* **What to do**: Your job is to retype all of the data word for word, leaving every image out.

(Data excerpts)
--------------------------------

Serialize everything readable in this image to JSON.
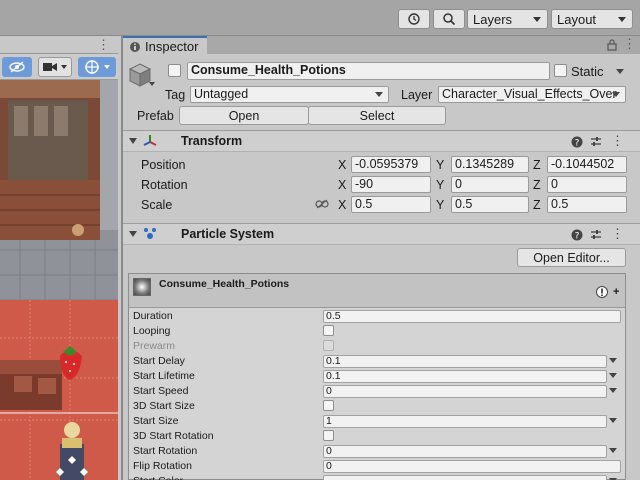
{
  "toolbar": {
    "layers_label": "Layers",
    "layout_label": "Layout",
    "history_icon": "history-icon",
    "search_icon": "search-icon"
  },
  "scene": {
    "menu_dots": "⋮",
    "tools": [
      "visibility-toggle-icon",
      "camera-icon",
      "gizmo-icon"
    ]
  },
  "inspector": {
    "tab_label": "Inspector",
    "object": {
      "name": "Consume_Health_Potions",
      "static_label": "Static",
      "tag_label": "Tag",
      "tag_value": "Untagged",
      "layer_label": "Layer",
      "layer_value": "Character_Visual_Effects_Over",
      "prefab_label": "Prefab",
      "open_label": "Open",
      "select_label": "Select"
    },
    "transform": {
      "title": "Transform",
      "position_label": "Position",
      "rotation_label": "Rotation",
      "scale_label": "Scale",
      "x": "X",
      "y": "Y",
      "z": "Z",
      "position": [
        "-0.0595379",
        "0.1345289",
        "-0.1044502"
      ],
      "rotation": [
        "-90",
        "0",
        "0"
      ],
      "scale": [
        "0.5",
        "0.5",
        "0.5"
      ]
    },
    "particle_system": {
      "title": "Particle System",
      "open_editor_label": "Open Editor...",
      "module_title": "Consume_Health_Potions",
      "rows": [
        {
          "label": "Duration",
          "value": "0.5",
          "kind": "field"
        },
        {
          "label": "Looping",
          "value": "",
          "kind": "check"
        },
        {
          "label": "Prewarm",
          "value": "",
          "kind": "check-disabled"
        },
        {
          "label": "Start Delay",
          "value": "0.1",
          "kind": "drop"
        },
        {
          "label": "Start Lifetime",
          "value": "0.1",
          "kind": "drop"
        },
        {
          "label": "Start Speed",
          "value": "0",
          "kind": "drop"
        },
        {
          "label": "3D Start Size",
          "value": "",
          "kind": "check"
        },
        {
          "label": "Start Size",
          "value": "1",
          "kind": "drop"
        },
        {
          "label": "3D Start Rotation",
          "value": "",
          "kind": "check"
        },
        {
          "label": "Start Rotation",
          "value": "0",
          "kind": "drop"
        },
        {
          "label": "Flip Rotation",
          "value": "0",
          "kind": "field"
        },
        {
          "label": "Start Color",
          "value": "",
          "kind": "drop"
        }
      ]
    }
  }
}
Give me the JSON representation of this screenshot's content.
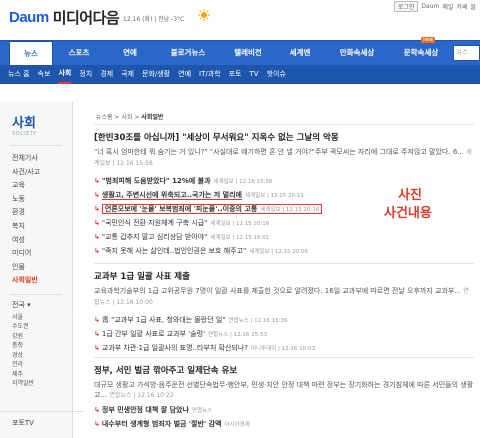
{
  "header": {
    "logo_daum": "Daum",
    "logo_site": "미디어다음",
    "date": "12.16 (화)  |  전남 -3°C",
    "toplinks": [
      "로그인",
      "Daum",
      "메일",
      "카페",
      "블"
    ]
  },
  "nav": {
    "items": [
      "뉴스",
      "스포츠",
      "연예",
      "블로거뉴스",
      "텔레비전",
      "세계엔",
      "만화속세상",
      "문학속세상"
    ],
    "active_index": 0,
    "new_badge": "new",
    "search_placeholder": "뉴스"
  },
  "subnav": {
    "items": [
      "뉴스 홈",
      "속보",
      "사회",
      "정치",
      "경제",
      "국제",
      "문화/생활",
      "연예",
      "IT/과학",
      "포토",
      "TV",
      "핫이슈"
    ],
    "active_index": 2
  },
  "sidebar": {
    "title": "사회",
    "title_en": "SOCIETY",
    "items": [
      "전체기사",
      "사건/사고",
      "교육",
      "노동",
      "환경",
      "복지",
      "여성",
      "미디어",
      "인물",
      "사회일반"
    ],
    "active_index": 9,
    "region_label": "전국",
    "regions": [
      "서울",
      "수도권",
      "강원",
      "충청",
      "경상",
      "전라",
      "제주",
      "지역일반"
    ],
    "footer": "포토TV"
  },
  "breadcrumb": {
    "path": "뉴스홈 > 사회 > ",
    "current": "사회일반"
  },
  "articles": [
    {
      "title": "[한빈30조를 아십니까] \"세상이 무서워요\" 지옥수 없는 그날의 악몽",
      "body": "\"너 혹시 엄마한테 뭐 숨기는 거 있니?\" \"사실대로 얘기하면 혼 안 낼 거야?\"주부 곽모씨는 자리에 그대로 주저앉고 말았다. 6... ",
      "source": "세계일보  |  12.16 15:56",
      "related": [
        {
          "text": "\"범죄피해 도움받았다\" 12%에 불과",
          "meta": "세계일보  |  12.16 15:56"
        },
        {
          "text": "생활고, 주변시선에 위축되고..국가는 저 멀리에",
          "meta": "세계일보  |  12.15 20:11"
        },
        {
          "text": "언론오보에 '눈물' 보복범죄에 '피눈물'..이중의 고통",
          "meta": "세계일보  |  12.15 20:16"
        },
        {
          "text": "\"국민인식 전환·지원체계 구축 시급\"",
          "meta": "세계일보  |  12.15 20:16"
        },
        {
          "text": "\"교통 갑추지 말고 심리상담 받아야\"",
          "meta": "세계일보  |  12.15 16:01"
        },
        {
          "text": "\"죽지 못해 사는 삶인데..법인인권은 보호 해주고\"",
          "meta": "세계일보  |  12.15 20:06"
        }
      ]
    },
    {
      "title": "교과부 1급 일괄 사표 제출",
      "body": "교육과학기술부의 1급 고위공무원 7명이 일괄 사표를 제출한 것으로 알려졌다. 16일 교과부에 따르면 전날 오후까지 교과부... ",
      "source": "연합뉴스  |  12.16 10:00",
      "related": [
        {
          "text": "靑 \"교과부 1급 사표, 청와대는 몰랐던 일\"",
          "meta": "연합뉴스  |  12.16 15:39"
        },
        {
          "text": "1급 간부 일괄 사표로 교과부 '술렁'",
          "meta": "연합뉴스  |  12.16 15:53"
        },
        {
          "text": "교과부 차관·1급 일괄사의 표명..타부처 확산되나?",
          "meta": "머니투데이  |  12.16 10:03"
        }
      ]
    },
    {
      "title": "정부, 서민 벌금 깎아주고 일제단속 유보",
      "body": "대규모 생활고 가석방·음주운전 선별단속법무·행안부, 민생·치안 안정 대책 마련 정부는 장기화하는 경기침체에 따른 서민들의 생활고... ",
      "source": "연합뉴스  |  12.16 10:22",
      "related": [
        {
          "text": "정부 민생안정 대책 잘 담았나",
          "meta": "연합뉴스"
        },
        {
          "text": "내수부터 생계형 범죄자 벌금 '절반' 감액",
          "meta": "아시아경제"
        }
      ]
    }
  ],
  "annotations": {
    "line1": "사진",
    "line2": "사건내용",
    "color": "#e33a2a"
  }
}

--------------------------------

* **Expected answer**:
Serialize everything readable in this image to JSON.
{
  "toolbar": {
    "layers_label": "Layers",
    "layout_label": "Layout",
    "history_icon": "history-icon",
    "search_icon": "search-icon"
  },
  "scene": {
    "menu_dots": "⋮",
    "tools": [
      "visibility-toggle-icon",
      "camera-icon",
      "gizmo-icon"
    ]
  },
  "inspector": {
    "tab_label": "Inspector",
    "object": {
      "name": "Consume_Health_Potions",
      "static_label": "Static",
      "tag_label": "Tag",
      "tag_value": "Untagged",
      "layer_label": "Layer",
      "layer_value": "Character_Visual_Effects_Over",
      "prefab_label": "Prefab",
      "open_label": "Open",
      "select_label": "Select"
    },
    "transform": {
      "title": "Transform",
      "position_label": "Position",
      "rotation_label": "Rotation",
      "scale_label": "Scale",
      "x": "X",
      "y": "Y",
      "z": "Z",
      "position": [
        "-0.0595379",
        "0.1345289",
        "-0.1044502"
      ],
      "rotation": [
        "-90",
        "0",
        "0"
      ],
      "scale": [
        "0.5",
        "0.5",
        "0.5"
      ]
    },
    "particle_system": {
      "title": "Particle System",
      "open_editor_label": "Open Editor...",
      "module_title": "Consume_Health_Potions",
      "rows": [
        {
          "label": "Duration",
          "value": "0.5",
          "kind": "field"
        },
        {
          "label": "Looping",
          "value": "",
          "kind": "check"
        },
        {
          "label": "Prewarm",
          "value": "",
          "kind": "check-disabled"
        },
        {
          "label": "Start Delay",
          "value": "0.1",
          "kind": "drop"
        },
        {
          "label": "Start Lifetime",
          "value": "0.1",
          "kind": "drop"
        },
        {
          "label": "Start Speed",
          "value": "0",
          "kind": "drop"
        },
        {
          "label": "3D Start Size",
          "value": "",
          "kind": "check"
        },
        {
          "label": "Start Size",
          "value": "1",
          "kind": "drop"
        },
        {
          "label": "3D Start Rotation",
          "value": "",
          "kind": "check"
        },
        {
          "label": "Start Rotation",
          "value": "0",
          "kind": "drop"
        },
        {
          "label": "Flip Rotation",
          "value": "0",
          "kind": "field"
        },
        {
          "label": "Start Color",
          "value": "",
          "kind": "drop"
        }
      ]
    }
  }
}
Give me the JSON representation of this screenshot's content.
{
  "header": {
    "logo_daum": "Daum",
    "logo_site": "미디어다음",
    "date": "12.16 (화)  |  전남 -3°C",
    "toplinks": [
      "로그인",
      "Daum",
      "메일",
      "카페",
      "블"
    ]
  },
  "nav": {
    "items": [
      "뉴스",
      "스포츠",
      "연예",
      "블로거뉴스",
      "텔레비전",
      "세계엔",
      "만화속세상",
      "문학속세상"
    ],
    "active_index": 0,
    "new_badge": "new",
    "search_placeholder": "뉴스"
  },
  "subnav": {
    "items": [
      "뉴스 홈",
      "속보",
      "사회",
      "정치",
      "경제",
      "국제",
      "문화/생활",
      "연예",
      "IT/과학",
      "포토",
      "TV",
      "핫이슈"
    ],
    "active_index": 2
  },
  "sidebar": {
    "title": "사회",
    "title_en": "SOCIETY",
    "items": [
      "전체기사",
      "사건/사고",
      "교육",
      "노동",
      "환경",
      "복지",
      "여성",
      "미디어",
      "인물",
      "사회일반"
    ],
    "active_index": 9,
    "region_label": "전국",
    "regions": [
      "서울",
      "수도권",
      "강원",
      "충청",
      "경상",
      "전라",
      "제주",
      "지역일반"
    ],
    "footer": "포토TV"
  },
  "breadcrumb": {
    "path": "뉴스홈 > 사회 > ",
    "current": "사회일반"
  },
  "articles": [
    {
      "title": "[한빈30조를 아십니까] \"세상이 무서워요\" 지옥수 없는 그날의 악몽",
      "body": "\"너 혹시 엄마한테 뭐 숨기는 거 있니?\" \"사실대로 얘기하면 혼 안 낼 거야?\"주부 곽모씨는 자리에 그대로 주저앉고 말았다. 6... ",
      "source": "세계일보  |  12.16 15:56",
      "related": [
        {
          "text": "\"범죄피해 도움받았다\" 12%에 불과",
          "meta": "세계일보  |  12.16 15:56"
        },
        {
          "text": "생활고, 주변시선에 위축되고..국가는 저 멀리에",
          "meta": "세계일보  |  12.15 20:11"
        },
        {
          "text": "언론오보에 '눈물' 보복범죄에 '피눈물'..이중의 고통",
          "meta": "세계일보  |  12.15 20:16"
        },
        {
          "text": "\"국민인식 전환·지원체계 구축 시급\"",
          "meta": "세계일보  |  12.15 20:16"
        },
        {
          "text": "\"교통 갑추지 말고 심리상담 받아야\"",
          "meta": "세계일보  |  12.15 16:01"
        },
        {
          "text": "\"죽지 못해 사는 삶인데..법인인권은 보호 해주고\"",
          "meta": "세계일보  |  12.15 20:06"
        }
      ]
    },
    {
      "title": "교과부 1급 일괄 사표 제출",
      "body": "교육과학기술부의 1급 고위공무원 7명이 일괄 사표를 제출한 것으로 알려졌다. 16일 교과부에 따르면 전날 오후까지 교과부... ",
      "source": "연합뉴스  |  12.16 10:00",
      "related": [
        {
          "text": "靑 \"교과부 1급 사표, 청와대는 몰랐던 일\"",
          "meta": "연합뉴스  |  12.16 15:39"
        },
        {
          "text": "1급 간부 일괄 사표로 교과부 '술렁'",
          "meta": "연합뉴스  |  12.16 15:53"
        },
        {
          "text": "교과부 차관·1급 일괄사의 표명..타부처 확산되나?",
          "meta": "머니투데이  |  12.16 10:03"
        }
      ]
    },
    {
      "title": "정부, 서민 벌금 깎아주고 일제단속 유보",
      "body": "대규모 생활고 가석방·음주운전 선별단속법무·행안부, 민생·치안 안정 대책 마련 정부는 장기화하는 경기침체에 따른 서민들의 생활고... ",
      "source": "연합뉴스  |  12.16 10:22",
      "related": [
        {
          "text": "정부 민생안정 대책 잘 담았나",
          "meta": "연합뉴스"
        },
        {
          "text": "내수부터 생계형 범죄자 벌금 '절반' 감액",
          "meta": "아시아경제"
        }
      ]
    }
  ],
  "annotations": {
    "line1": "사진",
    "line2": "사건내용",
    "color": "#e33a2a"
  }
}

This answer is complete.